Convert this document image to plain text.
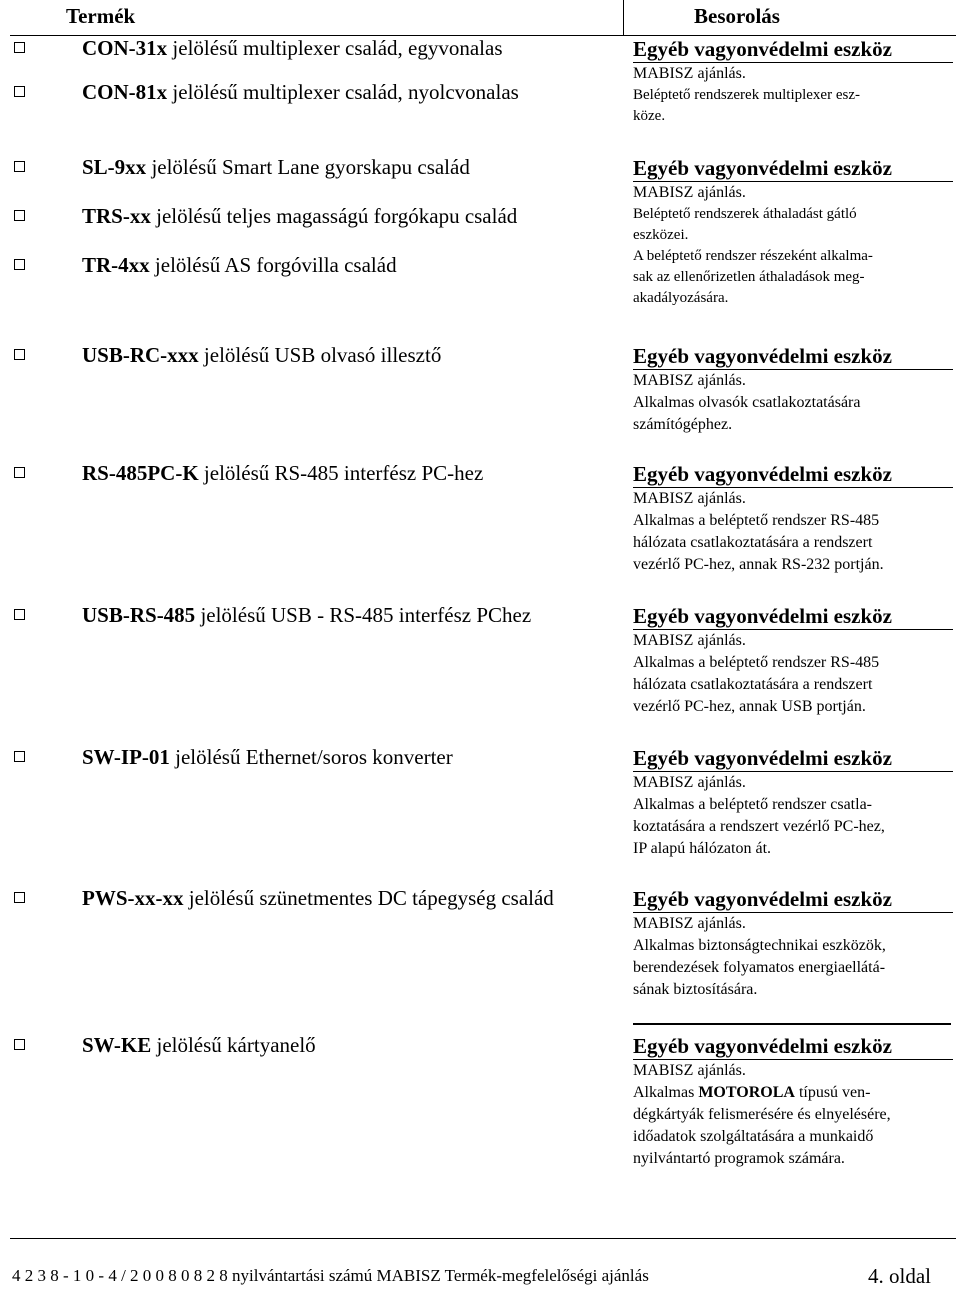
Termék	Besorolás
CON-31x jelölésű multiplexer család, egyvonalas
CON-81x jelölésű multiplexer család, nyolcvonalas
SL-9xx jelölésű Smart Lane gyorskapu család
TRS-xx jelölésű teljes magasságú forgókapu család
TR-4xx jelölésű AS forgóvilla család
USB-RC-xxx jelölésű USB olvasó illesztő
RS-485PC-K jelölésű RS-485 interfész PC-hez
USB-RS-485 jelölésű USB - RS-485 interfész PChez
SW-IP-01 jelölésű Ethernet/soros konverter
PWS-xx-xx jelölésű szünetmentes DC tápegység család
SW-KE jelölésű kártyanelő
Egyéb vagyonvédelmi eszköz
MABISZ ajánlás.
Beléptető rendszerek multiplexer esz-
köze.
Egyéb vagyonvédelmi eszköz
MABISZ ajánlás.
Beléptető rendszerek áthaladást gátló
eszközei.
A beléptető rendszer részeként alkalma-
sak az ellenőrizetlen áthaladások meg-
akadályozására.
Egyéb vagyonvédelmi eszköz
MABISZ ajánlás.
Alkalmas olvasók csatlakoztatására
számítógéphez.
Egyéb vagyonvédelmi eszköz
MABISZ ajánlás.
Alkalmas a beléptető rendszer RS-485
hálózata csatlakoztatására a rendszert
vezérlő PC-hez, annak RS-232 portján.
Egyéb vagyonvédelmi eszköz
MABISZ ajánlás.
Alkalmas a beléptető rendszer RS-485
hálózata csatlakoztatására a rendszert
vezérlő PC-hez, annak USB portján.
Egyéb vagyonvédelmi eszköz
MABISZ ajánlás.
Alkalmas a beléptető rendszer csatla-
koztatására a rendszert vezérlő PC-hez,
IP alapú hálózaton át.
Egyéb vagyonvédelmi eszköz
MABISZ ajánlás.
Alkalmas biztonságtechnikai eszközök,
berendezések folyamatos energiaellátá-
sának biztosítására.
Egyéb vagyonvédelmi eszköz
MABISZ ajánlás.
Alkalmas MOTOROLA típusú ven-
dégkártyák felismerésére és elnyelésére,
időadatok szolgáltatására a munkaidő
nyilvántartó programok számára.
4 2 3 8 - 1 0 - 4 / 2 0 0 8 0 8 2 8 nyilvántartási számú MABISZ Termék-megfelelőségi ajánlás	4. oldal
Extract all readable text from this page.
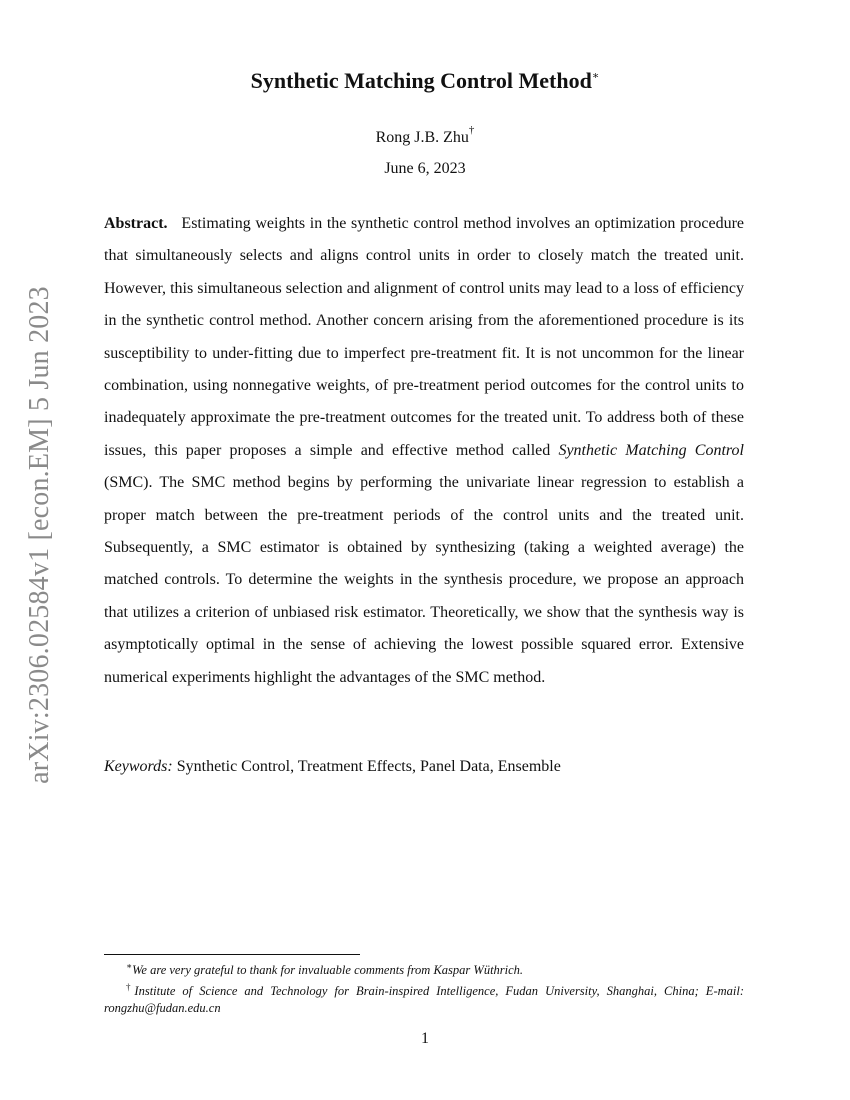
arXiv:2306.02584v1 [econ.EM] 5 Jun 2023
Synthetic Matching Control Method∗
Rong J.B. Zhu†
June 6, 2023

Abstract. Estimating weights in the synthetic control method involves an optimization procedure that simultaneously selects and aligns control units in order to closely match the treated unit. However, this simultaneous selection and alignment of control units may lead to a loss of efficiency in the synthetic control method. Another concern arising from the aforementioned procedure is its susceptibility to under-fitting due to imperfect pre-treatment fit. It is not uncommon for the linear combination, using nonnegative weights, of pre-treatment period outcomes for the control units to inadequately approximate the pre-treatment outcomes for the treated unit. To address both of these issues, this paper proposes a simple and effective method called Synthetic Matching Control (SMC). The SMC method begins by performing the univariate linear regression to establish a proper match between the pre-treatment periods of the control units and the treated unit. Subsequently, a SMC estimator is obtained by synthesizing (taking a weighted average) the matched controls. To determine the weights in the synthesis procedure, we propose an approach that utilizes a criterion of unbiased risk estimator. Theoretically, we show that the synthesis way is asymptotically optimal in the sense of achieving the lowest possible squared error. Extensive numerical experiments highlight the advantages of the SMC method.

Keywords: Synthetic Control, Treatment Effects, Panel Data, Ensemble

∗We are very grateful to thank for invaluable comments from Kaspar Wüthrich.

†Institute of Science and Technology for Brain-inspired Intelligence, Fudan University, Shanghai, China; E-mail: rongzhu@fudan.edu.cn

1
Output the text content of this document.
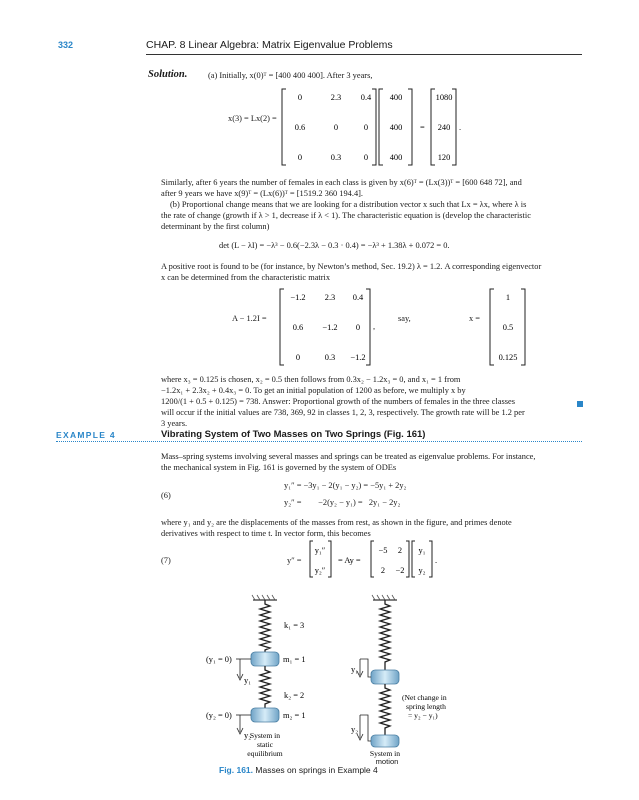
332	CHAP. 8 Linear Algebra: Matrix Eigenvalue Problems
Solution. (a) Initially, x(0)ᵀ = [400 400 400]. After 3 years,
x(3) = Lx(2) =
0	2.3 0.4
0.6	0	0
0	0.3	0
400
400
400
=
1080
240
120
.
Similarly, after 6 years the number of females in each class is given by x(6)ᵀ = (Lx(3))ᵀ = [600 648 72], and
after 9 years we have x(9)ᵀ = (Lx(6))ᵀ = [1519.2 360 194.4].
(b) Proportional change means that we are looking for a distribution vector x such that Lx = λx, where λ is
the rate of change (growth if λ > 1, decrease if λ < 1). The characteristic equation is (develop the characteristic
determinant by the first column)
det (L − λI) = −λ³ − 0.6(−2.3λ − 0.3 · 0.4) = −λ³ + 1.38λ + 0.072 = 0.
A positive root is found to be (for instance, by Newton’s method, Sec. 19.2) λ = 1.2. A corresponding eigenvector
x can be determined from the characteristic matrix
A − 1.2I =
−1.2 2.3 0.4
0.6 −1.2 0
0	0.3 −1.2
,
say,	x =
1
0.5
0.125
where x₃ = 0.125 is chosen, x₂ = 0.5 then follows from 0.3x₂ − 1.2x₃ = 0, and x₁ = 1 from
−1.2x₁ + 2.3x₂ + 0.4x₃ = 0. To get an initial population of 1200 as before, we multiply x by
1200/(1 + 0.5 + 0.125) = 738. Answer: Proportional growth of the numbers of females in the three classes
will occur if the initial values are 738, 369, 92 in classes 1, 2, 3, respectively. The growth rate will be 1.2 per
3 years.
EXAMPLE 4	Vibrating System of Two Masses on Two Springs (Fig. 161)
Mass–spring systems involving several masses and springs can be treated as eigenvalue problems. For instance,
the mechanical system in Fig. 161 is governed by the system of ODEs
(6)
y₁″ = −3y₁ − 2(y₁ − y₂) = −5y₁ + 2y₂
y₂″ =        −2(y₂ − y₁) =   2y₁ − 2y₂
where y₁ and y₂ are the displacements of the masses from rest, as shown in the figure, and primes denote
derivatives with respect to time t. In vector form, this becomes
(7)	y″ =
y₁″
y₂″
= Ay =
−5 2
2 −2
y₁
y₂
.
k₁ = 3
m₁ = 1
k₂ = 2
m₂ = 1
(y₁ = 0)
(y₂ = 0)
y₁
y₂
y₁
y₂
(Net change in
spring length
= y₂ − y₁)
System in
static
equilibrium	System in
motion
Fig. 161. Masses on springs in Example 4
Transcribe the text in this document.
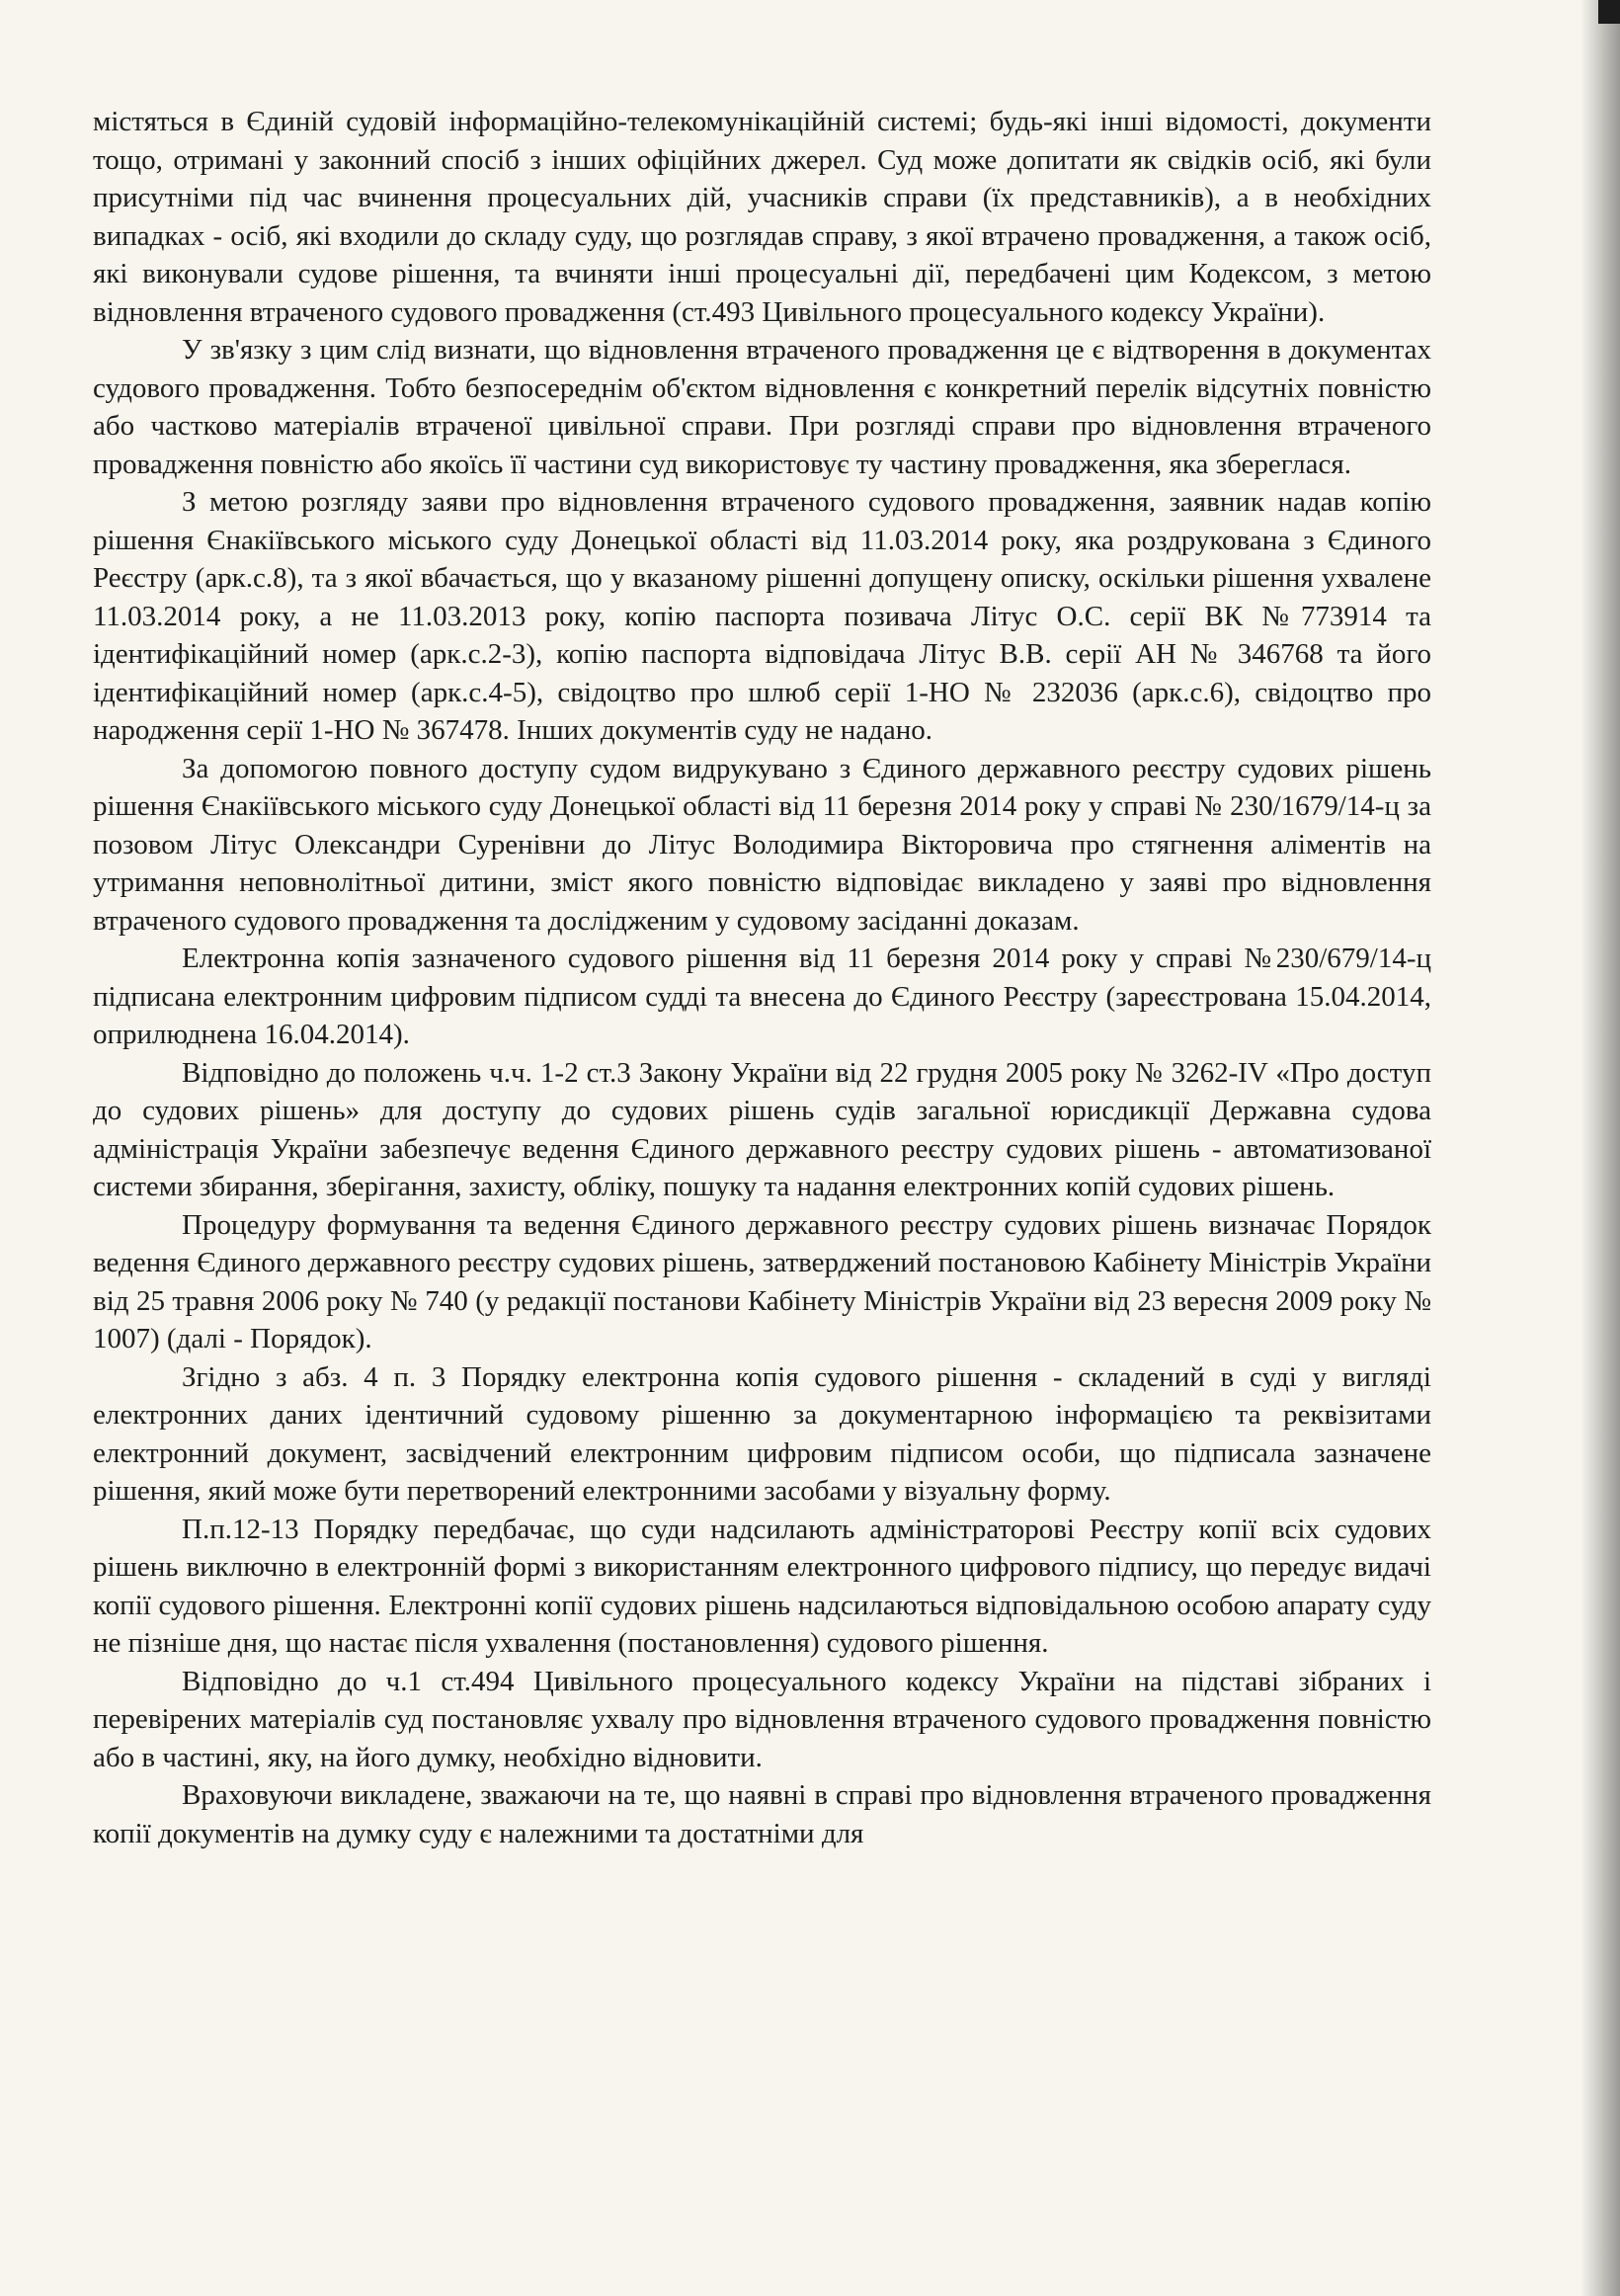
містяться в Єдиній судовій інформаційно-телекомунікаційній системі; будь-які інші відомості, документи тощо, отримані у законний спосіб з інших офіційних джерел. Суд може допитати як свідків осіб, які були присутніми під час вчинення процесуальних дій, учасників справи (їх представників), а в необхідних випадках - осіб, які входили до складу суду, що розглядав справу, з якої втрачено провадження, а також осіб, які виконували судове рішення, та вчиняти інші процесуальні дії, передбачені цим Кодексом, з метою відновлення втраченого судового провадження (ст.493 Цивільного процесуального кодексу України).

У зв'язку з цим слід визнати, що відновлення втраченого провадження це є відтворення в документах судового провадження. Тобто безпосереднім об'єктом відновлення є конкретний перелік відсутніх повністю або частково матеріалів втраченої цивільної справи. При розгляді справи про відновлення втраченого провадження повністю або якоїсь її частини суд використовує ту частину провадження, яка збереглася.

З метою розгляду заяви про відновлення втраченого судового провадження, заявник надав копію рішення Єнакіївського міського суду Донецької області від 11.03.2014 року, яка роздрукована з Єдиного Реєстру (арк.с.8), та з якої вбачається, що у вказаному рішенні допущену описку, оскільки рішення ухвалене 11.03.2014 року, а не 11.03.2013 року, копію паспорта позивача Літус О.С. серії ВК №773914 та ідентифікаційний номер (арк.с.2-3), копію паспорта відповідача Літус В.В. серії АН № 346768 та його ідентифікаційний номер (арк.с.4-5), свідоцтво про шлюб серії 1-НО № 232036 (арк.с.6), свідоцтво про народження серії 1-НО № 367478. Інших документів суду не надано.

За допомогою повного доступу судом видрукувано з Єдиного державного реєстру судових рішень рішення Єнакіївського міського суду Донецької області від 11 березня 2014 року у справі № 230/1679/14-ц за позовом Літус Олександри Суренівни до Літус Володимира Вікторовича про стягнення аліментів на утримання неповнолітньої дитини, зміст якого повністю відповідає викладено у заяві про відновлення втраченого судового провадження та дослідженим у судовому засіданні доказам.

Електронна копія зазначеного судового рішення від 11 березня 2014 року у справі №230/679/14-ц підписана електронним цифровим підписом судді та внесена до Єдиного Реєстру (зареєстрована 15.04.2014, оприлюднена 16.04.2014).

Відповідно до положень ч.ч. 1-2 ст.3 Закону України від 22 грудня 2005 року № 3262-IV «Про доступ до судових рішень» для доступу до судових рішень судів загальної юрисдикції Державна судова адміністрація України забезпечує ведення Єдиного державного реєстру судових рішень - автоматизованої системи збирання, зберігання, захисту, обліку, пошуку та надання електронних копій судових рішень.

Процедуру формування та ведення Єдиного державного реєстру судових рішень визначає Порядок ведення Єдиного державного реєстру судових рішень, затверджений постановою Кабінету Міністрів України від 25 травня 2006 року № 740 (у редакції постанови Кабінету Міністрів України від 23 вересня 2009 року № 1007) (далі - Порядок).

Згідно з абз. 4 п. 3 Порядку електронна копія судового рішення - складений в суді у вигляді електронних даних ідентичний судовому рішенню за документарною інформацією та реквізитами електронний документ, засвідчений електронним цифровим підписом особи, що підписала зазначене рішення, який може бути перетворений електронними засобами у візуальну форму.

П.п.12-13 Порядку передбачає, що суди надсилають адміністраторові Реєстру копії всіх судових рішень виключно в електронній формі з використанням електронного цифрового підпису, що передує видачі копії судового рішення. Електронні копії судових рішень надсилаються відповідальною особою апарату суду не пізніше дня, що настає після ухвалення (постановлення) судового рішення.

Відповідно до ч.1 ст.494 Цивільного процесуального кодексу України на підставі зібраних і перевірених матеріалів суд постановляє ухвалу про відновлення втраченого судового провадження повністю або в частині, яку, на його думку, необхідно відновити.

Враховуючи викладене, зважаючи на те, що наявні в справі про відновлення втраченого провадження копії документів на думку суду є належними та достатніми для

* * *

* [PROBLEM STATEMENT] Write out each line of the data that holds the string "interfész".

* [COMPLETE RESPONSE]
RS-485PC-K jelölésű RS-485 interfész PC-hez
USB-RS-485 jelölésű USB - RS-485 interfész PChez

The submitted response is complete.